DATA SECTION
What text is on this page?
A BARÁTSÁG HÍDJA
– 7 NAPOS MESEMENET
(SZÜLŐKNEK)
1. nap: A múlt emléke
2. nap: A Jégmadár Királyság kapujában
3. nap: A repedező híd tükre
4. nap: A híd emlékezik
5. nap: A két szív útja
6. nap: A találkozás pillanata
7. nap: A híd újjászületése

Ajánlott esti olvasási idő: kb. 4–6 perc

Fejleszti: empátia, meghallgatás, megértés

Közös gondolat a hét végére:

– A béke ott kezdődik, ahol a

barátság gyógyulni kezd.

GIVEN INSTRUCTION
All of the material above needs to be retyped word for word.

RESPONSE
What text is on this page?
A BARÁTSÁG HÍDJA
– 7 NAPOS MESEMENET
(SZÜLŐKNEK)
1. nap: A múlt emléke
2. nap: A Jégmadár Királyság kapujában
3. nap: A repedező híd tükre
4. nap: A híd emlékezik
5. nap: A két szív útja
6. nap: A találkozás pillanata
7. nap: A híd újjászületése

Ajánlott esti olvasási idő: kb. 4–6 perc

Fejleszti: empátia, meghallgatás, megértés

Közös gondolat a hét végére:

– A béke ott kezdődik, ahol a

barátság gyógyulni kezd.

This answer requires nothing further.